Collected data entries
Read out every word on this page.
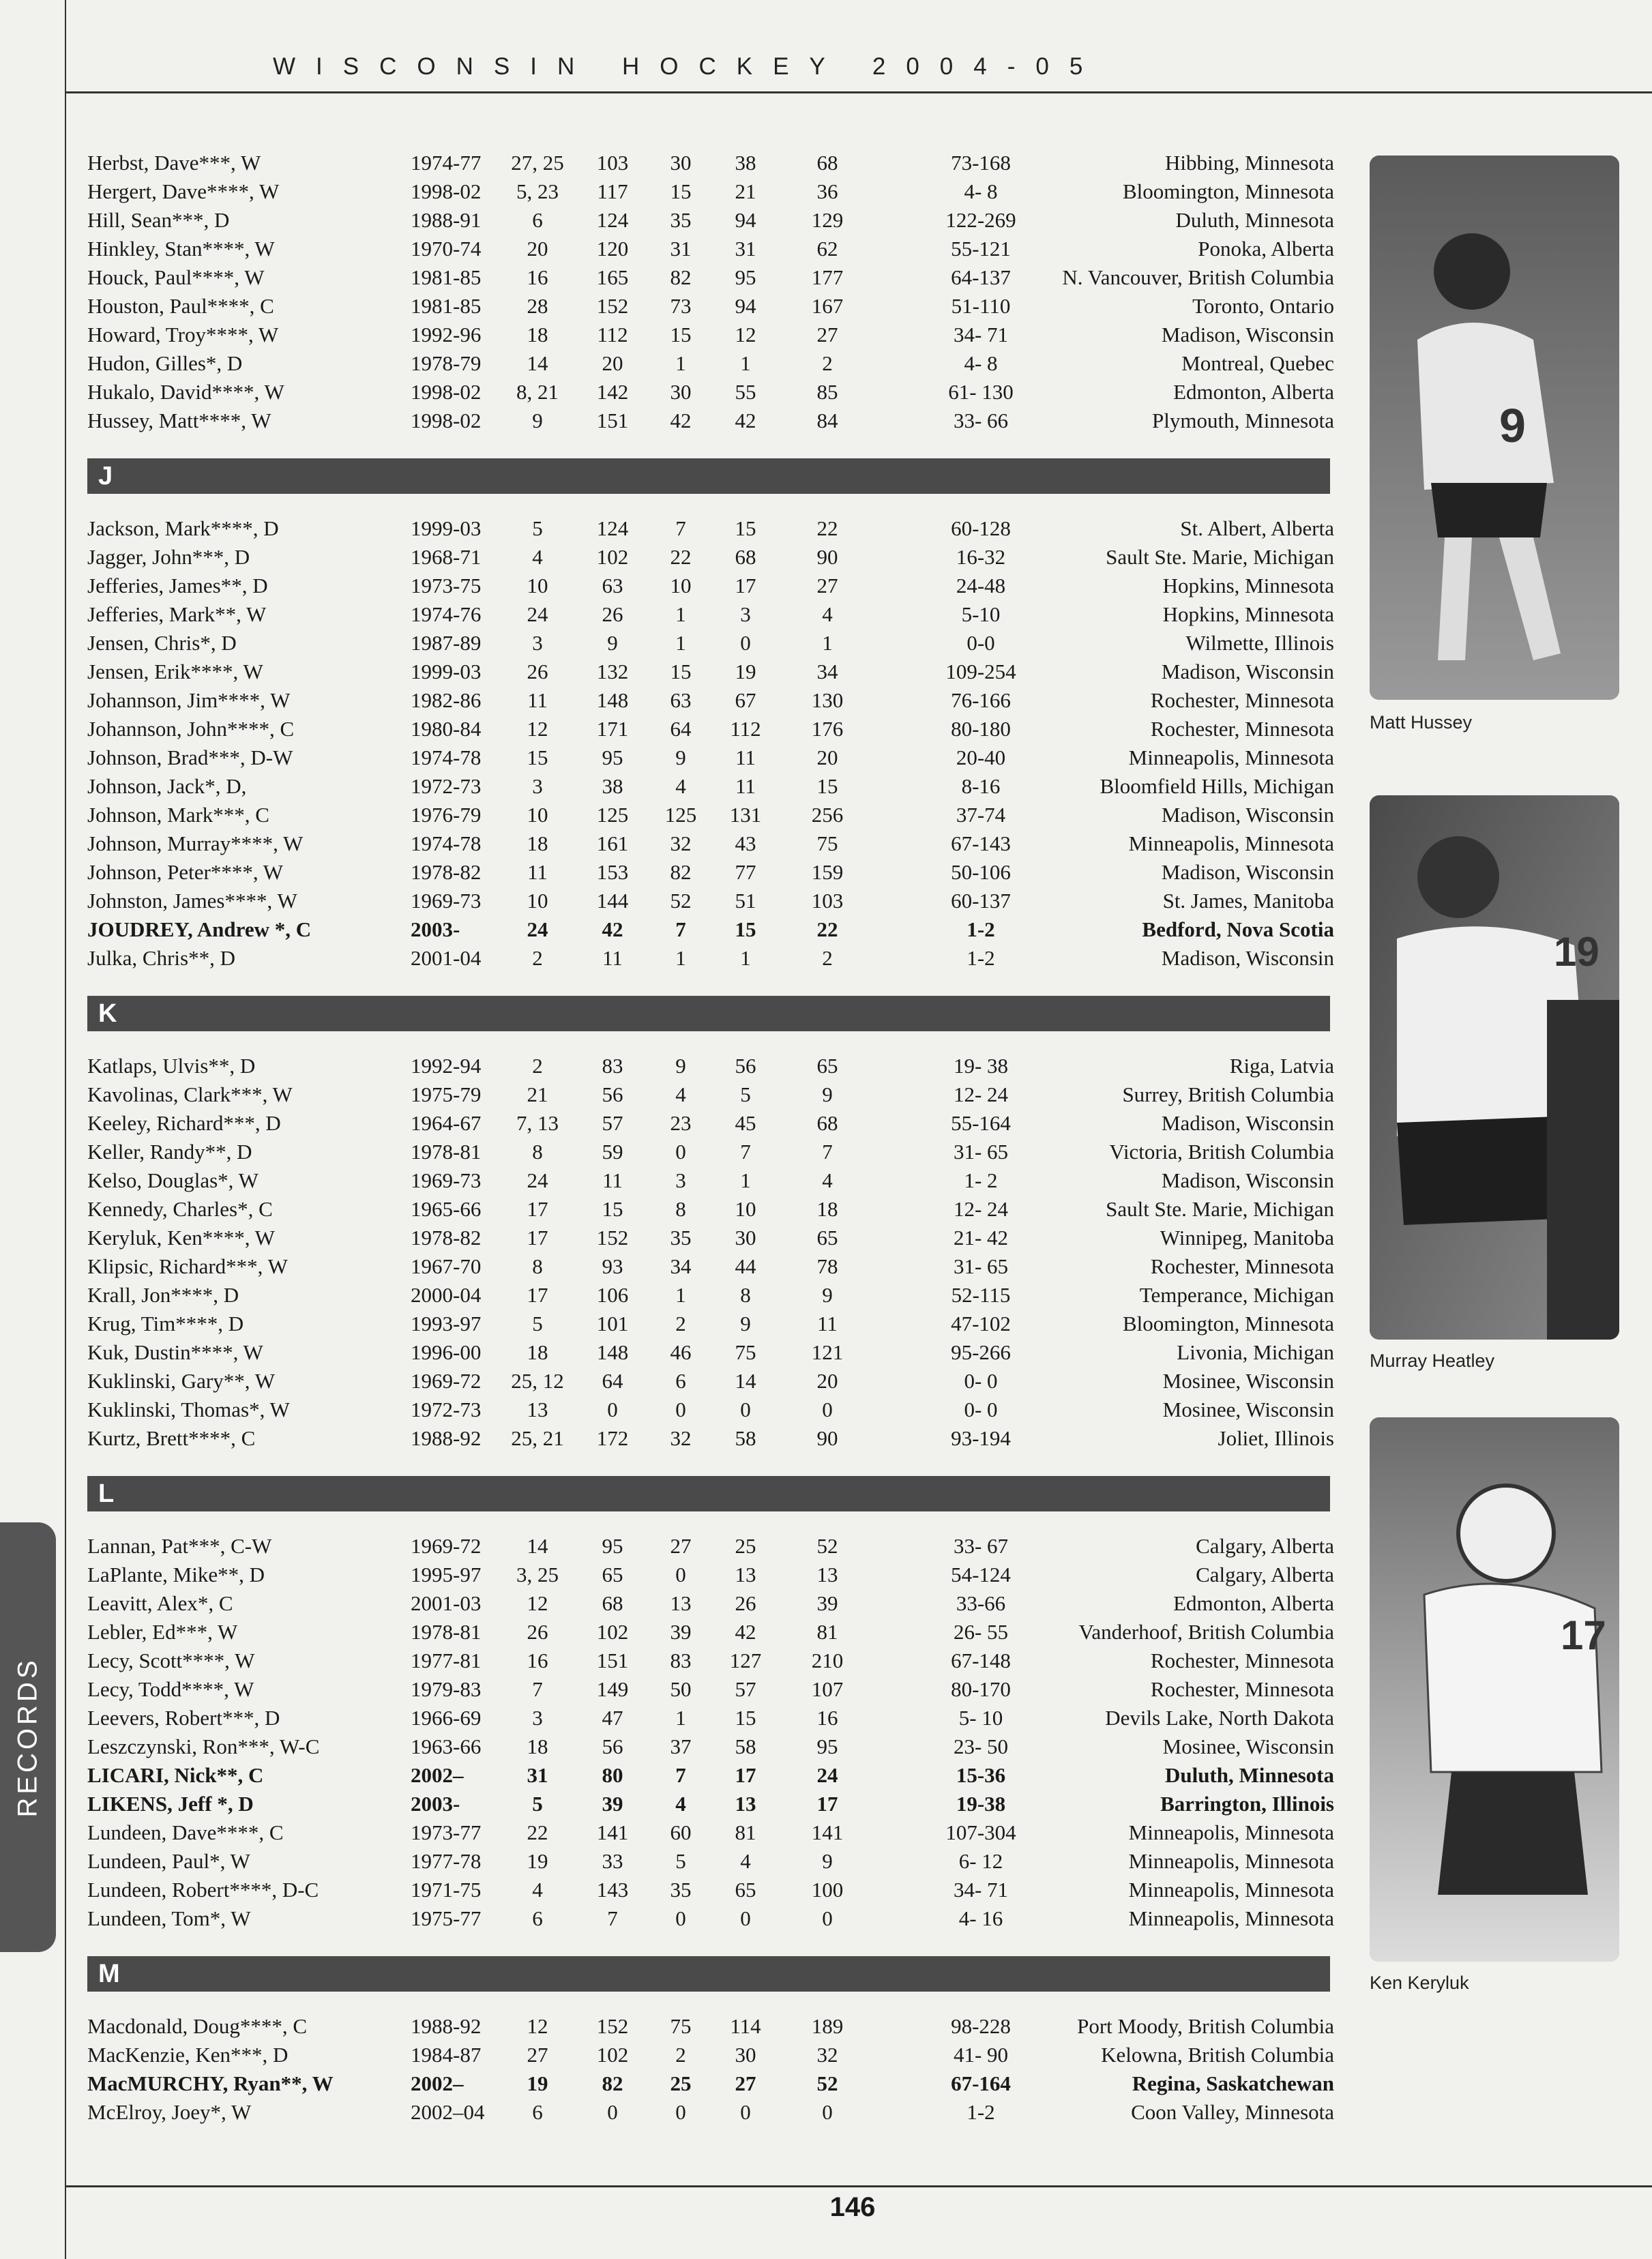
WISCONSIN HOCKEY 2004-05
Herbst, Dave***, W	1974-77	27, 25	103	30	38	68	73-168	Hibbing, Minnesota
Hergert, Dave****, W	1998-02	5, 23	117	15	21	36	4- 8	Bloomington, Minnesota
Hill, Sean***, D	1988-91	6	124	35	94	129	122-269	Duluth, Minnesota
Hinkley, Stan****, W	1970-74	20	120	31	31	62	55-121	Ponoka, Alberta
Houck, Paul****, W	1981-85	16	165	82	95	177	64-137	N. Vancouver, British Columbia
Houston, Paul****, C	1981-85	28	152	73	94	167	51-110	Toronto, Ontario
Howard, Troy****, W	1992-96	18	112	15	12	27	34- 71	Madison, Wisconsin
Hudon, Gilles*, D	1978-79	14	20	1	1	2	4- 8	Montreal, Quebec
Hukalo, David****, W	1998-02	8, 21	142	30	55	85	61- 130	Edmonton, Alberta
Hussey, Matt****, W	1998-02	9	151	42	42	84	33- 66	Plymouth, Minnesota
J
Jackson, Mark****, D	1999-03	5	124	7	15	22	60-128	St. Albert, Alberta
Jagger, John***, D	1968-71	4	102	22	68	90	16-32	Sault Ste. Marie, Michigan
Jefferies, James**, D	1973-75	10	63	10	17	27	24-48	Hopkins, Minnesota
Jefferies, Mark**, W	1974-76	24	26	1	3	4	5-10	Hopkins, Minnesota
Jensen, Chris*, D	1987-89	3	9	1	0	1	0-0	Wilmette, Illinois
Jensen, Erik****, W	1999-03	26	132	15	19	34	109-254	Madison, Wisconsin
Johannson, Jim****, W	1982-86	11	148	63	67	130	76-166	Rochester, Minnesota
Johannson, John****, C	1980-84	12	171	64	112	176	80-180	Rochester, Minnesota
Johnson, Brad***, D-W	1974-78	15	95	9	11	20	20-40	Minneapolis, Minnesota
Johnson, Jack*, D,	1972-73	3	38	4	11	15	8-16	Bloomfield Hills, Michigan
Johnson, Mark***, C	1976-79	10	125	125	131	256	37-74	Madison, Wisconsin
Johnson, Murray****, W	1974-78	18	161	32	43	75	67-143	Minneapolis, Minnesota
Johnson, Peter****, W	1978-82	11	153	82	77	159	50-106	Madison, Wisconsin
Johnston, James****, W	1969-73	10	144	52	51	103	60-137	St. James, Manitoba
JOUDREY, Andrew *, C	2003-	24	42	7	15	22	1-2	Bedford, Nova Scotia
Julka, Chris**, D	2001-04	2	11	1	1	2	1-2	Madison, Wisconsin
K
Katlaps, Ulvis**, D	1992-94	2	83	9	56	65	19- 38	Riga, Latvia
Kavolinas, Clark***, W	1975-79	21	56	4	5	9	12- 24	Surrey, British Columbia
Keeley, Richard***, D	1964-67	7, 13	57	23	45	68	55-164	Madison, Wisconsin
Keller, Randy**, D	1978-81	8	59	0	7	7	31- 65	Victoria, British Columbia
Kelso, Douglas*, W	1969-73	24	11	3	1	4	1- 2	Madison, Wisconsin
Kennedy, Charles*, C	1965-66	17	15	8	10	18	12- 24	Sault Ste. Marie, Michigan
Keryluk, Ken****, W	1978-82	17	152	35	30	65	21- 42	Winnipeg, Manitoba
Klipsic, Richard***, W	1967-70	8	93	34	44	78	31- 65	Rochester, Minnesota
Krall, Jon****, D	2000-04	17	106	1	8	9	52-115	Temperance, Michigan
Krug, Tim****, D	1993-97	5	101	2	9	11	47-102	Bloomington, Minnesota
Kuk, Dustin****, W	1996-00	18	148	46	75	121	95-266	Livonia, Michigan
Kuklinski, Gary**, W	1969-72	25, 12	64	6	14	20	0- 0	Mosinee, Wisconsin
Kuklinski, Thomas*, W	1972-73	13	0	0	0	0	0- 0	Mosinee, Wisconsin
Kurtz, Brett****, C	1988-92	25, 21	172	32	58	90	93-194	Joliet, Illinois
L
Lannan, Pat***, C-W	1969-72	14	95	27	25	52	33- 67	Calgary, Alberta
LaPlante, Mike**, D	1995-97	3, 25	65	0	13	13	54-124	Calgary, Alberta
Leavitt, Alex*, C	2001-03	12	68	13	26	39	33-66	Edmonton, Alberta
Lebler, Ed***, W	1978-81	26	102	39	42	81	26- 55	Vanderhoof, British Columbia
Lecy, Scott****, W	1977-81	16	151	83	127	210	67-148	Rochester, Minnesota
Lecy, Todd****, W	1979-83	7	149	50	57	107	80-170	Rochester, Minnesota
Leevers, Robert***, D	1966-69	3	47	1	15	16	5- 10	Devils Lake, North Dakota
Leszczynski, Ron***, W-C	1963-66	18	56	37	58	95	23- 50	Mosinee, Wisconsin
LICARI, Nick**, C	2002–	31	80	7	17	24	15-36	Duluth, Minnesota
LIKENS, Jeff *, D	2003-	5	39	4	13	17	19-38	Barrington, Illinois
Lundeen, Dave****, C	1973-77	22	141	60	81	141	107-304	Minneapolis, Minnesota
Lundeen, Paul*, W	1977-78	19	33	5	4	9	6- 12	Minneapolis, Minnesota
Lundeen, Robert****, D-C	1971-75	4	143	35	65	100	34- 71	Minneapolis, Minnesota
Lundeen, Tom*, W	1975-77	6	7	0	0	0	4- 16	Minneapolis, Minnesota
M
Macdonald, Doug****, C	1988-92	12	152	75	114	189	98-228	Port Moody, British Columbia
MacKenzie, Ken***, D	1984-87	27	102	2	30	32	41- 90	Kelowna, British Columbia
MacMURCHY, Ryan**, W	2002–	19	82	25	27	52	67-164	Regina, Saskatchewan
McElroy, Joey*, W	2002–04	6	0	0	0	0	1-2	Coon Valley, Minnesota
9
Matt Hussey
19
Murray Heatley
17
Ken Keryluk
RECORDS
146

*EXERCISE DETAILS*. Among the lines of the material, find those that hold the word "Richard" and copy them.

*SOLUTION TO THE EXERCISE*.
Keeley, Richard***, D	1964-67	7, 13	57	23	45	68	55-164	Madison, Wisconsin
Klipsic, Richard***, W	1967-70	8	93	34	44	78	31- 65	Rochester, Minnesota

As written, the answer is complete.